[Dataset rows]
** begin **

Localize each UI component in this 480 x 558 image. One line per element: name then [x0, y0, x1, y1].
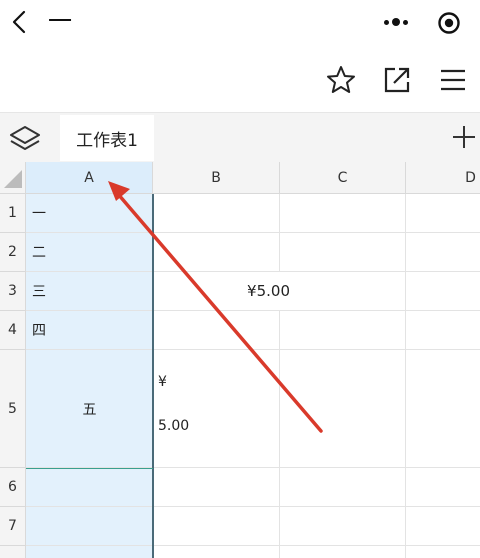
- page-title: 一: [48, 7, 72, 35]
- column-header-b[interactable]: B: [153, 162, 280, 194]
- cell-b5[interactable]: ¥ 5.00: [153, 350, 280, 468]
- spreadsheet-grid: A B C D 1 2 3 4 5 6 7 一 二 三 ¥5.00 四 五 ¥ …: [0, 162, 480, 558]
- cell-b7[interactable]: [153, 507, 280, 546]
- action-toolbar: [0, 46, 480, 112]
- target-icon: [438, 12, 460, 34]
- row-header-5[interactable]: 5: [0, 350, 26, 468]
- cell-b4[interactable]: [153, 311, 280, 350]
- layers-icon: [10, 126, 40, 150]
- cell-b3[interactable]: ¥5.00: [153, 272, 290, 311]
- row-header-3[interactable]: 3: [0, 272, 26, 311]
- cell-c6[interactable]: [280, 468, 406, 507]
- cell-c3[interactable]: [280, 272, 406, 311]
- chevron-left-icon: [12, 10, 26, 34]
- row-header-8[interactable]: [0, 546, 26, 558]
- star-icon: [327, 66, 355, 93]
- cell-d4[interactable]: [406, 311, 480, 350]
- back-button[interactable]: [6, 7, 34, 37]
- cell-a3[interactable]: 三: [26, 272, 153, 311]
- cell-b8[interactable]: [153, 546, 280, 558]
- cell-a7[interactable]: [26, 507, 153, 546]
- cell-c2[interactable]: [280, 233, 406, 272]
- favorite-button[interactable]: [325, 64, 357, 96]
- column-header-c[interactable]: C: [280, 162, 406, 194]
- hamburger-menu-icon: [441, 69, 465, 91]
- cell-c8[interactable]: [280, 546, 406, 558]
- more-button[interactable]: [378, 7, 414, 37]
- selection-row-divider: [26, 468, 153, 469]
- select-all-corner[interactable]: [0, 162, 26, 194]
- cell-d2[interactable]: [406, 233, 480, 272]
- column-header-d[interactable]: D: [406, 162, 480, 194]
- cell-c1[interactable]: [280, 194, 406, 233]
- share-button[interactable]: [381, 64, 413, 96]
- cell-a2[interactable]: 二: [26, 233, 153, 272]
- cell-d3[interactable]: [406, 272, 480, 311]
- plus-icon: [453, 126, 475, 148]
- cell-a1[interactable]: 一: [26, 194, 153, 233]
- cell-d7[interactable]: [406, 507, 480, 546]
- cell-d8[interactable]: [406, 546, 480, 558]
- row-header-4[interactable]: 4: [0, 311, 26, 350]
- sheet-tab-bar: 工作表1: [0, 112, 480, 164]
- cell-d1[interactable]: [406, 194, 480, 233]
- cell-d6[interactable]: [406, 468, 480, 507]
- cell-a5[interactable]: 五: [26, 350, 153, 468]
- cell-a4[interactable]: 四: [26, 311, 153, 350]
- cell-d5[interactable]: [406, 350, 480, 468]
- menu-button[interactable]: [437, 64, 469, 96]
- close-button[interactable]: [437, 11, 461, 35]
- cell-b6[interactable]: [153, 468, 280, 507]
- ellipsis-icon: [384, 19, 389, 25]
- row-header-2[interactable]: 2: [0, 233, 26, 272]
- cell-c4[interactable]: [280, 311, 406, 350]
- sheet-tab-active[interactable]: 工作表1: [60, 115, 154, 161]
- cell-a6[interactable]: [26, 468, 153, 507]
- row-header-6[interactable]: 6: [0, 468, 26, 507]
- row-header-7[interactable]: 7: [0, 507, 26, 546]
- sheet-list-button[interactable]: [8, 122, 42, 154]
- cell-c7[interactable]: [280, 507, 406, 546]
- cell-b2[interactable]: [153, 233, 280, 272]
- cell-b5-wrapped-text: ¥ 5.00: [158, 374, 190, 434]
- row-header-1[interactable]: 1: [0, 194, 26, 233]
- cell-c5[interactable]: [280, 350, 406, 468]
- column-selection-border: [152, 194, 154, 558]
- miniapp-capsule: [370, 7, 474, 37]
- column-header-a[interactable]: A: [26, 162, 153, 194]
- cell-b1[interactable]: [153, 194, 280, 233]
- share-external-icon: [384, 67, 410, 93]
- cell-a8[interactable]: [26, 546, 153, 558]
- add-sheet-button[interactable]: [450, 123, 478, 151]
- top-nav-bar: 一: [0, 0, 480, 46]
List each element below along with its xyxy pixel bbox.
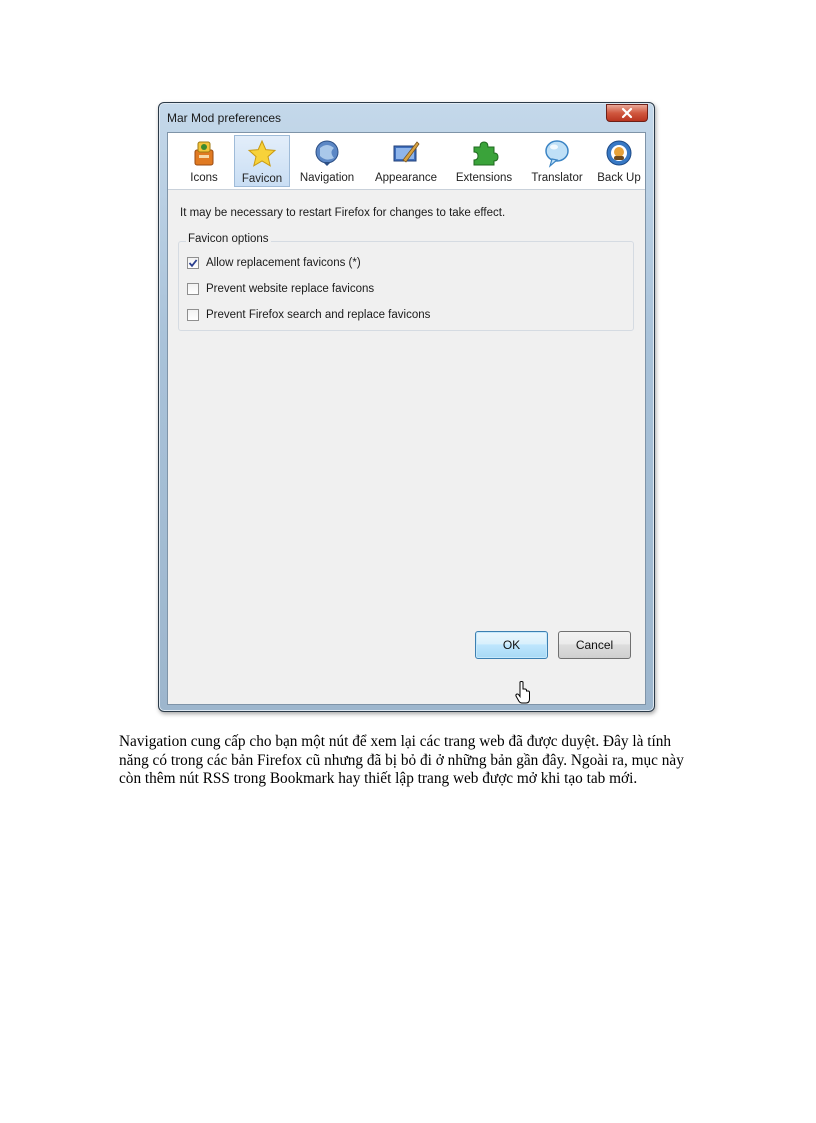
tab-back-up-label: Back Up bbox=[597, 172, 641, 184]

** end **

Rewrite all of the records with every occurrence of "element" changed to "item", keeping everything else the same. Omit the pictures.

FINAL RESULT:
Localize each UI component in this 480 x 558 image. One line per item: name then [x0, y0, x1, y1].
- page-title: 一: [48, 7, 72, 35]
- column-header-b[interactable]: B: [153, 162, 280, 194]
- cell-b5[interactable]: ¥ 5.00: [153, 350, 280, 468]
- spreadsheet-grid: A B C D 1 2 3 4 5 6 7 一 二 三 ¥5.00 四 五 ¥ …: [0, 162, 480, 558]
- cell-b7[interactable]: [153, 507, 280, 546]
- action-toolbar: [0, 46, 480, 112]
- target-icon: [438, 12, 460, 34]
- row-header-5[interactable]: 5: [0, 350, 26, 468]
- cell-b4[interactable]: [153, 311, 280, 350]
- layers-icon: [10, 126, 40, 150]
- cell-b3[interactable]: ¥5.00: [153, 272, 290, 311]
- row-header-3[interactable]: 3: [0, 272, 26, 311]
- cell-c6[interactable]: [280, 468, 406, 507]
- cell-c3[interactable]: [280, 272, 406, 311]
- chevron-left-icon: [12, 10, 26, 34]
- row-header-8[interactable]: [0, 546, 26, 558]
- star-icon: [327, 66, 355, 93]
- cell-d4[interactable]: [406, 311, 480, 350]
- back-button[interactable]: [6, 7, 34, 37]
- cell-a3[interactable]: 三: [26, 272, 153, 311]
- cell-b8[interactable]: [153, 546, 280, 558]
- cell-a7[interactable]: [26, 507, 153, 546]
- cell-c2[interactable]: [280, 233, 406, 272]
- favorite-button[interactable]: [325, 64, 357, 96]
- column-header-c[interactable]: C: [280, 162, 406, 194]
- hamburger-menu-icon: [441, 69, 465, 91]
- cell-c8[interactable]: [280, 546, 406, 558]
- more-button[interactable]: [378, 7, 414, 37]
- selection-row-divider: [26, 468, 153, 469]
- select-all-corner[interactable]: [0, 162, 26, 194]
- cell-d2[interactable]: [406, 233, 480, 272]
- column-header-d[interactable]: D: [406, 162, 480, 194]
- cell-c1[interactable]: [280, 194, 406, 233]
- share-button[interactable]: [381, 64, 413, 96]
- cell-a2[interactable]: 二: [26, 233, 153, 272]
- cell-d3[interactable]: [406, 272, 480, 311]
- plus-icon: [453, 126, 475, 148]
- cell-a1[interactable]: 一: [26, 194, 153, 233]
- cell-d7[interactable]: [406, 507, 480, 546]
- cell-d8[interactable]: [406, 546, 480, 558]
- row-header-4[interactable]: 4: [0, 311, 26, 350]
- sheet-tab-bar: 工作表1: [0, 112, 480, 164]
- cell-d1[interactable]: [406, 194, 480, 233]
- cell-d6[interactable]: [406, 468, 480, 507]
- cell-a5[interactable]: 五: [26, 350, 153, 468]
- cell-a4[interactable]: 四: [26, 311, 153, 350]
- cell-d5[interactable]: [406, 350, 480, 468]
- menu-button[interactable]: [437, 64, 469, 96]
- close-button[interactable]: [437, 11, 461, 35]
- cell-b6[interactable]: [153, 468, 280, 507]
- ellipsis-icon: [384, 19, 389, 25]
- row-header-2[interactable]: 2: [0, 233, 26, 272]
- cell-c4[interactable]: [280, 311, 406, 350]
- sheet-tab-active[interactable]: 工作表1: [60, 115, 154, 161]
- cell-a6[interactable]: [26, 468, 153, 507]
- row-header-6[interactable]: 6: [0, 468, 26, 507]
- row-header-7[interactable]: 7: [0, 507, 26, 546]
- sheet-list-button[interactable]: [8, 122, 42, 154]
- cell-c7[interactable]: [280, 507, 406, 546]
- cell-b2[interactable]: [153, 233, 280, 272]
- cell-b5-wrapped-text: ¥ 5.00: [158, 374, 190, 434]
- row-header-1[interactable]: 1: [0, 194, 26, 233]
- cell-c5[interactable]: [280, 350, 406, 468]
- column-selection-border: [152, 194, 154, 558]
- miniapp-capsule: [370, 7, 474, 37]
- column-header-a[interactable]: A: [26, 162, 153, 194]
- cell-b1[interactable]: [153, 194, 280, 233]
- share-external-icon: [384, 67, 410, 93]
- cell-a8[interactable]: [26, 546, 153, 558]
- add-sheet-button[interactable]: [450, 123, 478, 151]
- top-nav-bar: 一: [0, 0, 480, 46]
List each item below along with its xyxy pixel bbox.
tab-back-up-label: Back Up bbox=[597, 172, 641, 184]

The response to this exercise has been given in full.